Perintah Soal:
Bisakah Anda menyalin ulang kata demi kata bagian teks tentang access denied di Kubernetes, dari "Fokus utamanya adalah" sampai "is not enough.", termasuk kedua batas itu?

Teks yang Ditampilkan:
★ ★ ★ ★ ★

Part 075 — Common Failure: RBAC and Access Denied

Tujuan

AccessDenied, Forbidden, Unauthorized, dan permission denied adalah failure mode yang sering terlihat sederhana, tetapi layer penyebabnya bisa berbeda total.

Di Kubernetes production, access denied bisa berasal dari:

  • Kubernetes API RBAC
  • ServiceAccount yang salah
  • Role/RoleBinding yang tidak lengkap
  • ClusterRole/ClusterRoleBinding yang terlalu sempit atau terlalu luas
  • token ServiceAccount tidak ter-mount
  • token projection expired atau salah audience
  • admission policy menolak request
  • cloud IAM denied di AWS/Azure
  • IRSA/OIDC trust policy salah di EKS
  • Azure Workload Identity federated credential salah di AKS
  • SDK credential chain mengambil identity yang salah
  • secret manager/key vault/KMS policy menolak akses
  • namespace/scope mismatch
  • network/private endpoint issue yang disalahartikan sebagai authorization issue

Part ini membahas cara men-debug access denied secara production-safe dari sudut pandang senior backend engineer.

Fokus utamanya adalah memisahkan dua domain:

Kubernetes authorization != cloud authorization

Backend engineer perlu tahu cukup dalam untuk membaca failure, mengumpulkan evidence, dan mengeskalasi ke owner yang tepat tanpa membuat permission lebih lebar dari yang dibutuhkan.


1. Mental Model

Access path workload biasanya melewati beberapa lapisan identity.

flowchart TD A[Java/JAX-RS Workload] --> B[Pod] B --> C[ServiceAccount] C --> D{Target access} D -->|Kubernetes API| E[Kubernetes RBAC] E --> F[Role / ClusterRole] F --> G[RoleBinding / ClusterRoleBinding] D -->|AWS service| H[IRSA / OIDC / STS] H --> I[IAM Role Policy] I --> J[AWS Service Policy / KMS / Secrets Manager] D -->|Azure service| K[Azure Workload Identity] K --> L[Federated Credential / Managed Identity] L --> M[Azure RBAC / Key Vault Policy]

A single error message like AccessDenied is not enough.

You must identify:

  1. who is calling
  2. what resource is being accessed
  3. which authorization system is denying
  4. whether the denial is Kubernetes-side or cloud-side
  5. whether the identity is the expected identity
  6. whether scope is namespace-local, cluster-wide, account/subscription-wide, or resource-specific

2. Why This Matters Operationally

Permission problems can cause:

  • pod startup failure
  • readiness failure
  • CrashLoopBackOff
  • secret retrieval failure
  • external secret sync failure
  • config reload failure
  • deployment controller failure
  • operator failure
  • backup/restore failure
  • migration job failure
  • Kafka/RabbitMQ/Redis credential retrieval failure
  • PostgreSQL password retrieval failure
  • cloud SDK call failure
  • incident mitigation blocked because responder lacks read access

The risky response is to widen permissions quickly:

"just give it admin"

★ ★ ★ ★ ★

Data Mentah:
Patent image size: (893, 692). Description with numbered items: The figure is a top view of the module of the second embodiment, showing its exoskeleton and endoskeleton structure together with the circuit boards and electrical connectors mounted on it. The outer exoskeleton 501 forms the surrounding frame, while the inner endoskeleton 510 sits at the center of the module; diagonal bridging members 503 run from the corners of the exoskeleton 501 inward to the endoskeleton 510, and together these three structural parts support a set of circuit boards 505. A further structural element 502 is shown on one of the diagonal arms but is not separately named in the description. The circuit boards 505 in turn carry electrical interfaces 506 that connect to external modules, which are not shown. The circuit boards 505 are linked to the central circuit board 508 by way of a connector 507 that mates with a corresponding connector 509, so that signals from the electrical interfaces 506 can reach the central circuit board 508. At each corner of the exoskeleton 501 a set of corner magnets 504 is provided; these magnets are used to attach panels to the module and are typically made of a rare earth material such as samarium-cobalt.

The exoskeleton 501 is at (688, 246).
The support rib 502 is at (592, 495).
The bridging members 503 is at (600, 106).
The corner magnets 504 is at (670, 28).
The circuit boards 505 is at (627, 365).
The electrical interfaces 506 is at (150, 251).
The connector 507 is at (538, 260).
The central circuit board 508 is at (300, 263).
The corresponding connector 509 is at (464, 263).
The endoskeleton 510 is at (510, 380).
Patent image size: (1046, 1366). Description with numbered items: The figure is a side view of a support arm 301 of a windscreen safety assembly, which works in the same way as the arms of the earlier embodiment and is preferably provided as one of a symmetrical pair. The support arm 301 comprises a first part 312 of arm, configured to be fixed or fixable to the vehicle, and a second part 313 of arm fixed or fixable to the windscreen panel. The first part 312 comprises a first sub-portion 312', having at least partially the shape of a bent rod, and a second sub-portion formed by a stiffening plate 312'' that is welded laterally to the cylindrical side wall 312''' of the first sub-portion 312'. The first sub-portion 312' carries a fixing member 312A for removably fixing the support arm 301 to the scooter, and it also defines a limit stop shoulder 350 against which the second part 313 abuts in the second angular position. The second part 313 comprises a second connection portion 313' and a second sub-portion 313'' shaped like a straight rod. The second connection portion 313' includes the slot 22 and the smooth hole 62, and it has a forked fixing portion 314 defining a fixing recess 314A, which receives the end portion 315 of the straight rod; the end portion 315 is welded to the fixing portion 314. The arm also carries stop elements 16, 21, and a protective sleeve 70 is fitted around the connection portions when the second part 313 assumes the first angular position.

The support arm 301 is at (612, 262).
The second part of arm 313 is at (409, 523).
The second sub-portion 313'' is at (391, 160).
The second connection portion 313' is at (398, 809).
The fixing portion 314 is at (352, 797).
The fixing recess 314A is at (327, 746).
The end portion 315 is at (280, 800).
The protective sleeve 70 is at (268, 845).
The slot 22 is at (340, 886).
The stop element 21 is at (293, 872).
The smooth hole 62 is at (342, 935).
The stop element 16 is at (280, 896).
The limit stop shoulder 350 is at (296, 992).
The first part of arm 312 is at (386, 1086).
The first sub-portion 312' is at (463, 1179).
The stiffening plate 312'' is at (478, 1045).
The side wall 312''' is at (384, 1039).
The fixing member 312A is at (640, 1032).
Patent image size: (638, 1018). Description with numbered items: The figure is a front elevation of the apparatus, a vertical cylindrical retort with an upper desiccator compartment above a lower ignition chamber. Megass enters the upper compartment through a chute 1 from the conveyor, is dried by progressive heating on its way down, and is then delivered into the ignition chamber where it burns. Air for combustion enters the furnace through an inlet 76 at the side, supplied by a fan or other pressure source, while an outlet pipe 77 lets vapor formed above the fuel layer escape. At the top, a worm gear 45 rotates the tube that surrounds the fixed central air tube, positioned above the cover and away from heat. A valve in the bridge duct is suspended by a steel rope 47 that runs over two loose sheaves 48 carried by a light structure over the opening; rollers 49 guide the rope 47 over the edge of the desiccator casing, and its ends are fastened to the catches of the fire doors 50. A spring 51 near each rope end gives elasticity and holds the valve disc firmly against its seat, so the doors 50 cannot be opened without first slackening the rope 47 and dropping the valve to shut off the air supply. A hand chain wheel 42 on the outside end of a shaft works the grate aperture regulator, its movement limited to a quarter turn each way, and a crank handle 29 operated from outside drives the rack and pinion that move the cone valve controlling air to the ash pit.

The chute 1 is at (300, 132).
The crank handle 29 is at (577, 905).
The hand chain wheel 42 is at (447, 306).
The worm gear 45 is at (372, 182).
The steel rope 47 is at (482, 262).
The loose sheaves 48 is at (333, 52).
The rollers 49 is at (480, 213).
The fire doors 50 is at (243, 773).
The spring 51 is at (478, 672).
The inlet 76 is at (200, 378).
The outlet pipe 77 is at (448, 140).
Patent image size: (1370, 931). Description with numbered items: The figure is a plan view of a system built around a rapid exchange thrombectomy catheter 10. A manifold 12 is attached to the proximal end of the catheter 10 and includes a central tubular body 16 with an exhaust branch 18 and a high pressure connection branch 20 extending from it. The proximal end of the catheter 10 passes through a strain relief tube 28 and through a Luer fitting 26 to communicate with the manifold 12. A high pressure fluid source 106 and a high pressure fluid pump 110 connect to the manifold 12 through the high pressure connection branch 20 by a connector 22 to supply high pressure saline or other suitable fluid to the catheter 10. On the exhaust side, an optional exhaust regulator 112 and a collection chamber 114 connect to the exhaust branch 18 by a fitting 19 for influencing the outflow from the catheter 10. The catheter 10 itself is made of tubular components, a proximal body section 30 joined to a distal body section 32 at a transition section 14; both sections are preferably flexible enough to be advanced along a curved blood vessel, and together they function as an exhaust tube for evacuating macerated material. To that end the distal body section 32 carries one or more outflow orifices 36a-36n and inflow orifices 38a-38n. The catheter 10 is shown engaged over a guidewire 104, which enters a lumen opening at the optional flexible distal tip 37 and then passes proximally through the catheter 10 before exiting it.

★ ★ ★ ★ ★

Jawaban Tertulis:
Fokus utamanya adalah memisahkan dua domain:

Kubernetes authorization != cloud authorization

Backend engineer perlu tahu cukup dalam untuk membaca failure, mengumpulkan evidence, dan mengeskalasi ke owner yang tepat tanpa membuat permission lebih lebar dari yang dibutuhkan.


1. Mental Model

Access path workload biasanya melewati beberapa lapisan identity.

flowchart TD A[Java/JAX-RS Workload] --> B[Pod] B --> C[ServiceAccount] C --> D{Target access} D -->|Kubernetes API| E[Kubernetes RBAC] E --> F[Role / ClusterRole] F --> G[RoleBinding / ClusterRoleBinding] D -->|AWS service| H[IRSA / OIDC / STS] H --> I[IAM Role Policy] I --> J[AWS Service Policy / KMS / Secrets Manager] D -->|Azure service| K[Azure Workload Identity] K --> L[Federated Credential / Managed Identity] L --> M[Azure RBAC / Key Vault Policy]

A single error message like AccessDenied is not enough.